*** Source passage ***

February 8, 2015
“Do something instead of killing time. Because time is killing you.” Paulo Coelho




September 21, 2014


Some artwork from quite a while ago that I am debating about painting over…
Just finished reading Leonard Cohen’s first novel, “The Favourite Game” and I really enjoyed it. Especially the passage below. And if you really want to know what puking has to do with school supplies, well, it’s not that long of a book.
“Puking clears the soul. Breavman remembered what he felt like. Fry’s Stationery, buying school supplies. Ten years old. The whole new school year coiled like a dragon to be conquered by sharp yellow Eagle pencils. Fresh erasers, rows of them, crying to be sacrificed for purity and stars for Neatness. The stacks of exercise books dazzlingly empty of mistakes, more perfect than Perfect. Unblunted compasses, lethal, containing millions of circles, too sharp and substantial for the cardboard box that contained them. Grown-up ink, black triumphs, eradicable mistakes. Leather bags for the dedicated trek from home to class, arms free for snowball or chestnut attacks. Paper clips surprisingly heavy in their small box, rulers with markings as complicated and important as a Spitfire’s dashboard, sticky red-bordered labels to fasten your name to anything. All tools benign, unused. Nothing yet an accomplice to failure.”
September 14, 2014
“Art has absolutely no existence as veracity, as truth… As a drug it’s probably very useful for many people, very sedative, but as a religion it’s not even as good as god.”
-Marcel Duchamp
I have some issues yet to resolve with the background of this painting yet. I was playing around with a background that I created with book pages and black gesso. Even without the horrible glare that I couldn’t escape in this photo, it is clear that I will need to play a little more with it.

September 7, 2014
The quote is from Pierre Bourdieu’s book Distinction: A Social Critique of the Judgement of Taste. I came across it in the book Believing is Seeing; Creating the Culture of Art which discussed the origin and development of the concept of art as we know it today. The author follows the above quote with: “Taste is not something “natural” but something cultural, something produced. Bourdieu looked at the way consumption of Art and culture legitimates “social differences.” Having taste and appreciating fine art is a means of distinguishing yourself: It’s a way of demonstrating that you have class.” ~ Mary Anne Staniszewski in Believing is Seeing; Creating the Culture of Art
Can’t we just assume that we all have ‘class’ (whatever THAT is) and just get on with it? I found parts of her book interesting, but I am still trying to figure out if the elitism that surrounds the appreciation of art is a help or a hindrance – what role would art play in our culture if it weren’t so embedded in the domain of the wealthy? And maybe that’s finally changing…
And while I wasn’t debating esoteric topics in art history with myself, I was doing this:

August 24, 2014
“Being an artist means ceasing to take seriously that very serious person we are when we are not an artist.” ~ Jose Ortega y Gasset
I think this is finished. I’m debating about fixing a few things that are bugging me yet. I’m kind of feeling done with it though and may just walk away and start something new.

*** End of Source passage ***

→ Description of the task: According to the blog entries, what materials did the writer use to make the background of the painting posted on September 14, 2014? Rely only on the blog entries for the answer.

*** Supplied material ***

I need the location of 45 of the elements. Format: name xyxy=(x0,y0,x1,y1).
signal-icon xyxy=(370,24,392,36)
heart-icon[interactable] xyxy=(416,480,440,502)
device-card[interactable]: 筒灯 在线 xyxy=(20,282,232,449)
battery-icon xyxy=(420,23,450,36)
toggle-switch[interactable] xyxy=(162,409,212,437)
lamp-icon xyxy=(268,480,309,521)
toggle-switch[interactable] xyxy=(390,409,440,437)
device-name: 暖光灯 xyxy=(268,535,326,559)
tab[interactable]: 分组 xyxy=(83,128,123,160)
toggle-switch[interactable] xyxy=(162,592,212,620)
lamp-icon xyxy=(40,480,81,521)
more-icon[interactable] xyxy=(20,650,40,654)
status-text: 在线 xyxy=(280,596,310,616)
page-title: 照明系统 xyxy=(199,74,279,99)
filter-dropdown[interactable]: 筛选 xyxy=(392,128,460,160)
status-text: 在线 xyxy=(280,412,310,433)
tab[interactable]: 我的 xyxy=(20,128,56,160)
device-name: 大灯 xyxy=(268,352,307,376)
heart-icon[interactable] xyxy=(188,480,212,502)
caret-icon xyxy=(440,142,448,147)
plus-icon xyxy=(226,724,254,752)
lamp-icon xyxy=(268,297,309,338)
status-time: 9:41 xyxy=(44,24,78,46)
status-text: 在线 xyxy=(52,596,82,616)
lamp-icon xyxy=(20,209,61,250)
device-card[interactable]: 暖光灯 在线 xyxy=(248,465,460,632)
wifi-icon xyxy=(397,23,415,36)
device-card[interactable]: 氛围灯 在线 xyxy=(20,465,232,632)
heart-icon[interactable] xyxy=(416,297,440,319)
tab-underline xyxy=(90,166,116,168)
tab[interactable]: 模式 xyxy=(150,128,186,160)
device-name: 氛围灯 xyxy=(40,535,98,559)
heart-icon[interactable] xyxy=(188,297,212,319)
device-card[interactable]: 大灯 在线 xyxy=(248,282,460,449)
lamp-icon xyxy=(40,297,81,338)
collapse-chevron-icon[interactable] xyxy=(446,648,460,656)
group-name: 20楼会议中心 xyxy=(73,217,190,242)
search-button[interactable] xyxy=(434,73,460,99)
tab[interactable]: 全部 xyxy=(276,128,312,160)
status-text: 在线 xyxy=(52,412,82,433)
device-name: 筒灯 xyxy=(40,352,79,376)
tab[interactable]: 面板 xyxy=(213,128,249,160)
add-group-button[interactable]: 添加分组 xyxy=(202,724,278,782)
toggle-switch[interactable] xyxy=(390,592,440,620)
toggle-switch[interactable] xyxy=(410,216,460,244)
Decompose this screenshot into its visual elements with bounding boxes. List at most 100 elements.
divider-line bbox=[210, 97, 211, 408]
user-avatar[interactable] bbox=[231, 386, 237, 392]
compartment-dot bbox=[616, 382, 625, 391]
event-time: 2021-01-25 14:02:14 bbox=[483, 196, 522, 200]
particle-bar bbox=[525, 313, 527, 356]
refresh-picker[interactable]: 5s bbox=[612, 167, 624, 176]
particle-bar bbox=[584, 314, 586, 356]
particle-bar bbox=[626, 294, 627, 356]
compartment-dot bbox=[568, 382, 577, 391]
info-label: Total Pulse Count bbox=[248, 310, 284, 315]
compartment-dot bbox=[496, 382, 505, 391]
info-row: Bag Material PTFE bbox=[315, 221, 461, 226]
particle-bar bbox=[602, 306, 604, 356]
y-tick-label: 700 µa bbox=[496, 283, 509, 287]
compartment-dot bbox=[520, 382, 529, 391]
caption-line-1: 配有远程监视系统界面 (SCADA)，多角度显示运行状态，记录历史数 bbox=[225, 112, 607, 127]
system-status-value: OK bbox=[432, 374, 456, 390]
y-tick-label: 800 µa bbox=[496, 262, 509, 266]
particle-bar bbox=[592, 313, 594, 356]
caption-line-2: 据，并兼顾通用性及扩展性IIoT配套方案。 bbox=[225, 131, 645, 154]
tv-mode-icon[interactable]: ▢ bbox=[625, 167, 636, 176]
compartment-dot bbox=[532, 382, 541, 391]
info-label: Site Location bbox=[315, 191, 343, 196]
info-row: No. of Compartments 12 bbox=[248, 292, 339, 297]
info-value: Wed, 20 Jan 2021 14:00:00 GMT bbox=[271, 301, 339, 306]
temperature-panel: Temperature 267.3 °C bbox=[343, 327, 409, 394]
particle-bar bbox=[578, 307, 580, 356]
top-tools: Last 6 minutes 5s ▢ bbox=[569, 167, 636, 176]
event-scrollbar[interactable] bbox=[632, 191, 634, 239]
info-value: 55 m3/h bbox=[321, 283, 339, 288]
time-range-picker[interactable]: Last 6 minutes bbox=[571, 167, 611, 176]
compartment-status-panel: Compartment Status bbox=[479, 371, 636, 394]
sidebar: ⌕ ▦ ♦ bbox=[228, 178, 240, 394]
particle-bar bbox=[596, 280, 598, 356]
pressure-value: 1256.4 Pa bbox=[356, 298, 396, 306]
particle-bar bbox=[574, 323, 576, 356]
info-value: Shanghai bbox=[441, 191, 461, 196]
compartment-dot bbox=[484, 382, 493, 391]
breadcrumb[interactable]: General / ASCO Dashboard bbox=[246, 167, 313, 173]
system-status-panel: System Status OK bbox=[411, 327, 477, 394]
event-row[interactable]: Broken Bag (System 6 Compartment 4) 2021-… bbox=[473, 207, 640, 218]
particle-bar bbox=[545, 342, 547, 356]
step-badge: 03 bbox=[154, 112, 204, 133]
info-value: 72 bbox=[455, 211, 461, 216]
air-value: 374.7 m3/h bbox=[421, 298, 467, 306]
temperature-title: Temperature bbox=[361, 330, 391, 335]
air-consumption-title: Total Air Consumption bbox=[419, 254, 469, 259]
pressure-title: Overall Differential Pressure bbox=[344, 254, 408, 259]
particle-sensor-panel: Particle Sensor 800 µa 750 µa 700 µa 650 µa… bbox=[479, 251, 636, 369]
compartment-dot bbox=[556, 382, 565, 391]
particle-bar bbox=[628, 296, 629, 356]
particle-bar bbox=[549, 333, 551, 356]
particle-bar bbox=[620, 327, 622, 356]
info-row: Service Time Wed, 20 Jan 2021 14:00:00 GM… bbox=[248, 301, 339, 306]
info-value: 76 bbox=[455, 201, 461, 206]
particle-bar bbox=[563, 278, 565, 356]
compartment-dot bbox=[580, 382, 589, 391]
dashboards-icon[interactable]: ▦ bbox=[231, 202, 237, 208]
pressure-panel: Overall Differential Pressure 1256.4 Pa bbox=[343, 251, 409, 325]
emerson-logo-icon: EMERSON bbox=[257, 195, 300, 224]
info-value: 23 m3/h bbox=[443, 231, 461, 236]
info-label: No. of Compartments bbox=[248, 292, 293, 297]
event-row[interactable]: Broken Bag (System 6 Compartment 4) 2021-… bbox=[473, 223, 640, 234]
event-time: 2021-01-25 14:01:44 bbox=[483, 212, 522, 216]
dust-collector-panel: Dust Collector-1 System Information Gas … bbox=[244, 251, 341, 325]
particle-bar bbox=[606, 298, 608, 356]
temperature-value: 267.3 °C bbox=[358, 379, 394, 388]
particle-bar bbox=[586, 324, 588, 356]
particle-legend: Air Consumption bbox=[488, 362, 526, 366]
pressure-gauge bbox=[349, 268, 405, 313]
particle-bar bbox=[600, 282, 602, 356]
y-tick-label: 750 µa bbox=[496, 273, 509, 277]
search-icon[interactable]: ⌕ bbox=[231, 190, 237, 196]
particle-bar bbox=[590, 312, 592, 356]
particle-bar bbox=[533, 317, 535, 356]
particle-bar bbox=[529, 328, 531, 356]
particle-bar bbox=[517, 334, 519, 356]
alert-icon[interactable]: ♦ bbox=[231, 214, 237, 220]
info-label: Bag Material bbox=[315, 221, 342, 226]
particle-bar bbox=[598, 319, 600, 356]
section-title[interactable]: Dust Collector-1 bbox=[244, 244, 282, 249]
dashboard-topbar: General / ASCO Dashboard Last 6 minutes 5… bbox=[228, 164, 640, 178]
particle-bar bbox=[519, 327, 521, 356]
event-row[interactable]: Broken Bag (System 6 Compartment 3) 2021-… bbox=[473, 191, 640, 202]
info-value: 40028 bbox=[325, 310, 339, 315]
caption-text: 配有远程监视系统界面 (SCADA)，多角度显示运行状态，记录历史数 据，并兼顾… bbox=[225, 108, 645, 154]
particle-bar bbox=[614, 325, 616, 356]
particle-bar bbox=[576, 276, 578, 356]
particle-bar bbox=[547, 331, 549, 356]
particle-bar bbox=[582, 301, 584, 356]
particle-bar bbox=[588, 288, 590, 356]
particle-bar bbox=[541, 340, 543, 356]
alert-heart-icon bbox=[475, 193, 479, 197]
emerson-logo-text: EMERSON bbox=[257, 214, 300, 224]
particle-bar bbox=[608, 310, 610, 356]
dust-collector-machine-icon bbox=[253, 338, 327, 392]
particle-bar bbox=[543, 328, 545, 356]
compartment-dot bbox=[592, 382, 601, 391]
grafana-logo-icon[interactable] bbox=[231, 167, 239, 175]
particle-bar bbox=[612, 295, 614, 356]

*** End of Supplied material ***

→ Solution below: Book pages and black gesso.